WHAT YOU NEED TO DO -> Write out each entry, exactly the way it appears.

Excerpts from a figure dataset:
★ ★ ★

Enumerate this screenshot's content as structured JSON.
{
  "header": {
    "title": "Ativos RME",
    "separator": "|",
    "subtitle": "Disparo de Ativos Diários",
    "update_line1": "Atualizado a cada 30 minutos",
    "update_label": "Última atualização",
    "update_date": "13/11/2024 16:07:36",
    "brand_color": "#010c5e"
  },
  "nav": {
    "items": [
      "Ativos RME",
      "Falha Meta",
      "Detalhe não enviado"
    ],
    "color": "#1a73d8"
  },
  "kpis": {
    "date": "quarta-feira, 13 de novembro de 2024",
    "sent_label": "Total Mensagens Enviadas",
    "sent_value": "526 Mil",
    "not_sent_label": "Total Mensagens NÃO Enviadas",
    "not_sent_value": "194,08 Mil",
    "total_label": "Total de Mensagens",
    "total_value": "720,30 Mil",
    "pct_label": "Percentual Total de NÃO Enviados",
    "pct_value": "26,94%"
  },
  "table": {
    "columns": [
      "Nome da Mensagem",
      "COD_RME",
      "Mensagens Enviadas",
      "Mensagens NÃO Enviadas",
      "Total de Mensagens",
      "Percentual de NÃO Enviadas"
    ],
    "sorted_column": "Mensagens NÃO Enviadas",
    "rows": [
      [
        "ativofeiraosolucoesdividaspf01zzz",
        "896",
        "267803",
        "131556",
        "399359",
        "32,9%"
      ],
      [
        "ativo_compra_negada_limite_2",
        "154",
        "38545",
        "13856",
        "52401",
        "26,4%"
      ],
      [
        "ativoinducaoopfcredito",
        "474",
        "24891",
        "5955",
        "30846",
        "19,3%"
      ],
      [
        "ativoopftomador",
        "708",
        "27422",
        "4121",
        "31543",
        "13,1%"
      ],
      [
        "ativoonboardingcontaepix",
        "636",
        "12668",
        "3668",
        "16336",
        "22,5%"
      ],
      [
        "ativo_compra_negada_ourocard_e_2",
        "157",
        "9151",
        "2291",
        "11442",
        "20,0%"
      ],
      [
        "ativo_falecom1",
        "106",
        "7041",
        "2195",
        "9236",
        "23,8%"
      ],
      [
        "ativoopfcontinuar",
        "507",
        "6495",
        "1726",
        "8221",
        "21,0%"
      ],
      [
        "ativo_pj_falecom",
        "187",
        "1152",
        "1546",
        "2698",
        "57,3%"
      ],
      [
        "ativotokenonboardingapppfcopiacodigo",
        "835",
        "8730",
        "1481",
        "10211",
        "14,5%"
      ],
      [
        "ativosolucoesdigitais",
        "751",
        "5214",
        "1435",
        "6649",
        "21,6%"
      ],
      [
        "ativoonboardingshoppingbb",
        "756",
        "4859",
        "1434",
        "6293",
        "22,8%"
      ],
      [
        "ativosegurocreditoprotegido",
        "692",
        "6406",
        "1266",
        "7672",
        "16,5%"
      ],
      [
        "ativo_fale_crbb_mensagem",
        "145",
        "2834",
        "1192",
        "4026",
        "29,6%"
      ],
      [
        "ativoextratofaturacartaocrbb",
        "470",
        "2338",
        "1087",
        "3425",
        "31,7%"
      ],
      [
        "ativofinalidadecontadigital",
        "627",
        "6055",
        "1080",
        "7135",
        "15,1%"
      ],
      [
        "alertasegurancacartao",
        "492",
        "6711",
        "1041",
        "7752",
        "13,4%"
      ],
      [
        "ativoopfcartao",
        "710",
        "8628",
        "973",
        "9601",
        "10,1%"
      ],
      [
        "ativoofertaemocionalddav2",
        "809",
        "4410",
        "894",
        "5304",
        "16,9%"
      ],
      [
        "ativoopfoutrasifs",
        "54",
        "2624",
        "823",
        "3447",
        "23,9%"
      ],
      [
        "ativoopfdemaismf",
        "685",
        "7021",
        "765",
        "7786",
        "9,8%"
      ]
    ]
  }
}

★ ★ ★

WORKED ANSWER ->
Enumerate this screenshot's content as structured JSON.
{
  "header": {
    "title": "Ativos RME",
    "separator": "|",
    "subtitle": "Disparo de Ativos Diários",
    "update_line1": "Atualizado a cada 30 minutos",
    "update_label": "Última atualização",
    "update_date": "13/11/2024 16:07:36",
    "brand_color": "#010c5e"
  },
  "nav": {
    "items": [
      "Ativos RME",
      "Falha Meta",
      "Detalhe não enviado"
    ],
    "color": "#1a73d8"
  },
  "kpis": {
    "date": "quarta-feira, 13 de novembro de 2024",
    "sent_label": "Total Mensagens Enviadas",
    "sent_value": "526 Mil",
    "not_sent_label": "Total Mensagens NÃO Enviadas",
    "not_sent_value": "194,08 Mil",
    "total_label": "Total de Mensagens",
    "total_value": "720,30 Mil",
    "pct_label": "Percentual Total de NÃO Enviados",
    "pct_value": "26,94%"
  },
  "table": {
    "columns": [
      "Nome da Mensagem",
      "COD_RME",
      "Mensagens Enviadas",
      "Mensagens NÃO Enviadas",
      "Total de Mensagens",
      "Percentual de NÃO Enviadas"
    ],
    "sorted_column": "Mensagens NÃO Enviadas",
    "rows": [
      [
        "ativofeiraosolucoesdividaspf01zzz",
        "896",
        "267803",
        "131556",
        "399359",
        "32,9%"
      ],
      [
        "ativo_compra_negada_limite_2",
        "154",
        "38545",
        "13856",
        "52401",
        "26,4%"
      ],
      [
        "ativoinducaoopfcredito",
        "474",
        "24891",
        "5955",
        "30846",
        "19,3%"
      ],
      [
        "ativoopftomador",
        "708",
        "27422",
        "4121",
        "31543",
        "13,1%"
      ],
      [
        "ativoonboardingcontaepix",
        "636",
        "12668",
        "3668",
        "16336",
        "22,5%"
      ],
      [
        "ativo_compra_negada_ourocard_e_2",
        "157",
        "9151",
        "2291",
        "11442",
        "20,0%"
      ],
      [
        "ativo_falecom1",
        "106",
        "7041",
        "2195",
        "9236",
        "23,8%"
      ],
      [
        "ativoopfcontinuar",
        "507",
        "6495",
        "1726",
        "8221",
        "21,0%"
      ],
      [
        "ativo_pj_falecom",
        "187",
        "1152",
        "1546",
        "2698",
        "57,3%"
      ],
      [
        "ativotokenonboardingapppfcopiacodigo",
        "835",
        "8730",
        "1481",
        "10211",
        "14,5%"
      ],
      [
        "ativosolucoesdigitais",
        "751",
        "5214",
        "1435",
        "6649",
        "21,6%"
      ],
      [
        "ativoonboardingshoppingbb",
        "756",
        "4859",
        "1434",
        "6293",
        "22,8%"
      ],
      [
        "ativosegurocreditoprotegido",
        "692",
        "6406",
        "1266",
        "7672",
        "16,5%"
      ],
      [
        "ativo_fale_crbb_mensagem",
        "145",
        "2834",
        "1192",
        "4026",
        "29,6%"
      ],
      [
        "ativoextratofaturacartaocrbb",
        "470",
        "2338",
        "1087",
        "3425",
        "31,7%"
      ],
      [
        "ativofinalidadecontadigital",
        "627",
        "6055",
        "1080",
        "7135",
        "15,1%"
      ],
      [
        "alertasegurancacartao",
        "492",
        "6711",
        "1041",
        "7752",
        "13,4%"
      ],
      [
        "ativoopfcartao",
        "710",
        "8628",
        "973",
        "9601",
        "10,1%"
      ],
      [
        "ativoofertaemocionalddav2",
        "809",
        "4410",
        "894",
        "5304",
        "16,9%"
      ],
      [
        "ativoopfoutrasifs",
        "54",
        "2624",
        "823",
        "3447",
        "23,9%"
      ],
      [
        "ativoopfdemaismf",
        "685",
        "7021",
        "765",
        "7786",
        "9,8%"
      ]
    ]
  }
}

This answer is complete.